§ **Aim**
State how many lines of the records contain the string "close", and give no other information.

[Begin Entries supplied]

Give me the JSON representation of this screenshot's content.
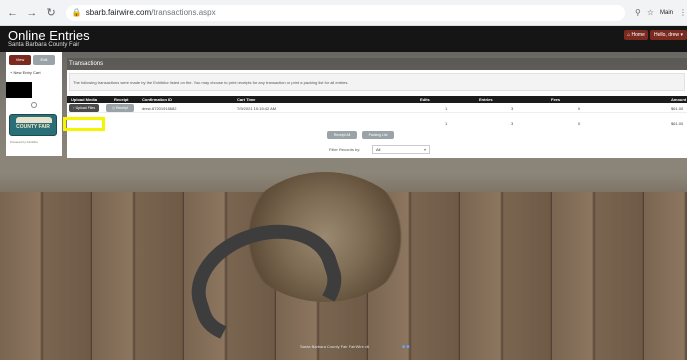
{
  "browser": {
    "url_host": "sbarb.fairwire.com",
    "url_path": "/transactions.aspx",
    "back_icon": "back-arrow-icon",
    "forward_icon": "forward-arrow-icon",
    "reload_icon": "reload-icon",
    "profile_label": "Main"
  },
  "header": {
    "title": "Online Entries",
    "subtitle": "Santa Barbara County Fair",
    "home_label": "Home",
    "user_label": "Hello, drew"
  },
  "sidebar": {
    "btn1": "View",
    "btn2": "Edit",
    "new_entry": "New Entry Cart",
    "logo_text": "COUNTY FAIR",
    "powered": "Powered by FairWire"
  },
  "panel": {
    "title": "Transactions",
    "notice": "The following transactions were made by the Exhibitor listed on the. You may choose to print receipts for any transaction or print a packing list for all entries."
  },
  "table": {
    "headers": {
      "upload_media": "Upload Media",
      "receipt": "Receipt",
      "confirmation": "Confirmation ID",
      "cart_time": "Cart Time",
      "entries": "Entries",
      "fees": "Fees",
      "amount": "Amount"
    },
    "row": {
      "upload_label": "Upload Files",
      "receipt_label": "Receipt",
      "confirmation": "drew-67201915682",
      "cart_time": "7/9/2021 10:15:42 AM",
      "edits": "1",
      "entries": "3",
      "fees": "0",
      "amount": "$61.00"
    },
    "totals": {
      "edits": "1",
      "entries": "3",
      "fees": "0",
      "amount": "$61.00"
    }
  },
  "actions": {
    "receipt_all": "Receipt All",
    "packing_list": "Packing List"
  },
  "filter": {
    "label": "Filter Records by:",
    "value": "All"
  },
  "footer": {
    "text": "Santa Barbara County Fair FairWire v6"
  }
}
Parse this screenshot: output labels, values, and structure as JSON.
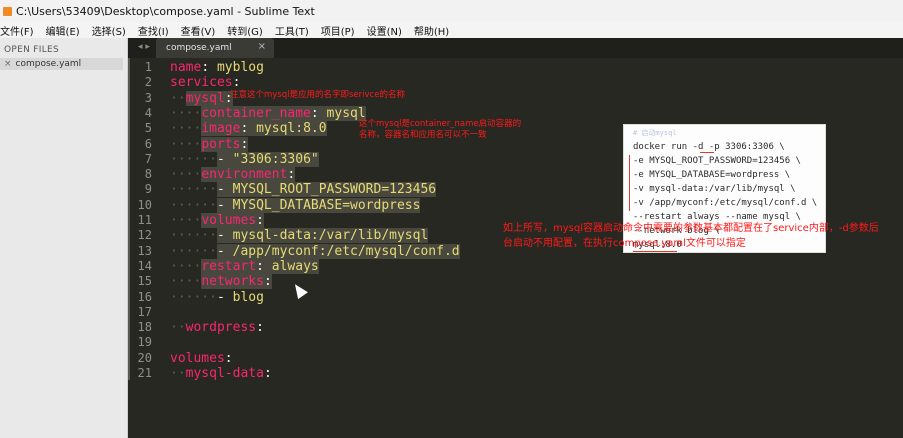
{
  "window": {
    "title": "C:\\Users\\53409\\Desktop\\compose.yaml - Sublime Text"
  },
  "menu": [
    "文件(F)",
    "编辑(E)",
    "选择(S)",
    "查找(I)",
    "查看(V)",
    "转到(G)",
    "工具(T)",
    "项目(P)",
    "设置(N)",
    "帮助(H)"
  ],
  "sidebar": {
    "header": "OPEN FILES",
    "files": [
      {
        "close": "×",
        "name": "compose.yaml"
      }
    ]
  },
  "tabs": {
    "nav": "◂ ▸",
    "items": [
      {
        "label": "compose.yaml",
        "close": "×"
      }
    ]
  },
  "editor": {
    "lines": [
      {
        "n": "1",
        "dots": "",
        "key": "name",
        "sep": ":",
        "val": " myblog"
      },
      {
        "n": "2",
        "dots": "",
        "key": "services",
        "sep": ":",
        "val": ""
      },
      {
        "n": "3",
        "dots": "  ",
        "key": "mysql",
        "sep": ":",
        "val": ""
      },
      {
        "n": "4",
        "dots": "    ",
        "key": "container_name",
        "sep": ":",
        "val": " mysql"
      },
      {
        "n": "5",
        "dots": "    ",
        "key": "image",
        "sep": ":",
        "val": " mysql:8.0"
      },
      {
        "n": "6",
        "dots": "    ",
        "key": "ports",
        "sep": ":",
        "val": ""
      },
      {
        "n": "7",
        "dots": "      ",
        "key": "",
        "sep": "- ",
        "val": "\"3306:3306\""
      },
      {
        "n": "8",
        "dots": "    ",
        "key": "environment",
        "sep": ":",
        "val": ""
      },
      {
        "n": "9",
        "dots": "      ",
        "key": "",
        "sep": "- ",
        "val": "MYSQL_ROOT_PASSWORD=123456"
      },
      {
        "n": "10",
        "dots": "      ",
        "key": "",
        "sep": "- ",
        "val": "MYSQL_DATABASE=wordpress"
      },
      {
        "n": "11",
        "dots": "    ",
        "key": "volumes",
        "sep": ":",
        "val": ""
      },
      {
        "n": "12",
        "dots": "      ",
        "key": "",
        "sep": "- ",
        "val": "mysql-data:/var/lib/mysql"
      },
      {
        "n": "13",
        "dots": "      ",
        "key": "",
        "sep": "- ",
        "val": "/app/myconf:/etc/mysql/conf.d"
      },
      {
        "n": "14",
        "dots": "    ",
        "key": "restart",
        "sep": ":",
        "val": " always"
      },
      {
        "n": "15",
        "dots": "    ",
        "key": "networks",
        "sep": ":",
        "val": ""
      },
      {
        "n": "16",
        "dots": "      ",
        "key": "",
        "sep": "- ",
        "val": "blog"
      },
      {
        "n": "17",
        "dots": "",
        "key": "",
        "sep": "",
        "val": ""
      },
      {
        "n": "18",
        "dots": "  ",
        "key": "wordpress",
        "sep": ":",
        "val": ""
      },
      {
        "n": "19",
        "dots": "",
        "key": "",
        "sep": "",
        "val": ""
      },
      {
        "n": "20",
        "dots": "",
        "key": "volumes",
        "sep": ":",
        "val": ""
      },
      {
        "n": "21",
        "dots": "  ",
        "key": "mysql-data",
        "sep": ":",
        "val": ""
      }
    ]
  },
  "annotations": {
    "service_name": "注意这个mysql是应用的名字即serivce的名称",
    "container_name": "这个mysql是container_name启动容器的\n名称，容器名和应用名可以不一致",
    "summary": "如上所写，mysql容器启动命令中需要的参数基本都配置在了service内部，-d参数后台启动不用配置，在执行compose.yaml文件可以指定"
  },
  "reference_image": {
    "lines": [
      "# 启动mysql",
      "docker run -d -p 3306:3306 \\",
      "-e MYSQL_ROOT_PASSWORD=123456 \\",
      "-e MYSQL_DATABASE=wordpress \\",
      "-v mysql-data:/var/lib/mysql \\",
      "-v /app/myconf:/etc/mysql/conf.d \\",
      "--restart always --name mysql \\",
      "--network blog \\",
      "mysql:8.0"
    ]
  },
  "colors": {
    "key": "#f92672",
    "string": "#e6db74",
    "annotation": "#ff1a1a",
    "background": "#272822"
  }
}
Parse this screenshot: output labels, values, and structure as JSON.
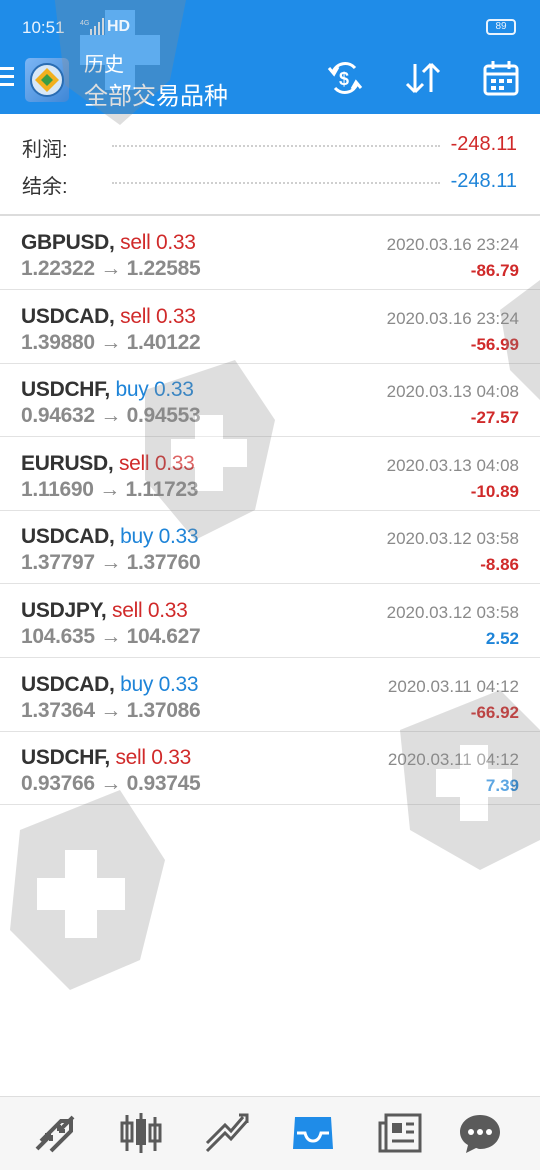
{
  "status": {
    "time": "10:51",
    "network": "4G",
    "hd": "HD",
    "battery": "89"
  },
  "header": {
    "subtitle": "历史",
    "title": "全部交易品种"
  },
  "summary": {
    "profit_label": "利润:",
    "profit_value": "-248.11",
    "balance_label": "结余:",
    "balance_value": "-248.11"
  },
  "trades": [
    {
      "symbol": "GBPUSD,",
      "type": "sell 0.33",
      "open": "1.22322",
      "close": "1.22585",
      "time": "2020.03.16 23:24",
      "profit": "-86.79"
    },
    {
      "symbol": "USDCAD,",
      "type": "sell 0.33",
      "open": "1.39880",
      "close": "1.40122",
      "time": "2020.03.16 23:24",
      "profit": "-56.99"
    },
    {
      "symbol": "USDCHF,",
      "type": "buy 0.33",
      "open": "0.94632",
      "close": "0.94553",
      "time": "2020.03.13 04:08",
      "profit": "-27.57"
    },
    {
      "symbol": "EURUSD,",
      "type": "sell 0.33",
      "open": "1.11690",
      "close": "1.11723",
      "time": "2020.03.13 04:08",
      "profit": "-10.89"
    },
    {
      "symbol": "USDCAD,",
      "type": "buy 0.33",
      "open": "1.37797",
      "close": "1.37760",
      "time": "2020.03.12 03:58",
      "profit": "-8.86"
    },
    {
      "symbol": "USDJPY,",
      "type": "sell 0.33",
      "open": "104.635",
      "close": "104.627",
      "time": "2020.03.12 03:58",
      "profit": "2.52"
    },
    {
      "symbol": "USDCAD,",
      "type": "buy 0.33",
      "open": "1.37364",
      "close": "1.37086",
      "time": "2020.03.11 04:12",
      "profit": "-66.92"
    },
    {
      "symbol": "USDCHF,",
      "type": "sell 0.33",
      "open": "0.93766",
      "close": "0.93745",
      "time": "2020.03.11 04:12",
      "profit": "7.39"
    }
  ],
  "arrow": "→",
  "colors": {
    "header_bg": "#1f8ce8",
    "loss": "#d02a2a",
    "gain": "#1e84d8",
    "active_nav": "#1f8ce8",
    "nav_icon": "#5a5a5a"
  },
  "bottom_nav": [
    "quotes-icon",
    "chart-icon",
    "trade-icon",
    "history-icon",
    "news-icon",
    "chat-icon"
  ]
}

[End Entries supplied]

§ **Solution**
10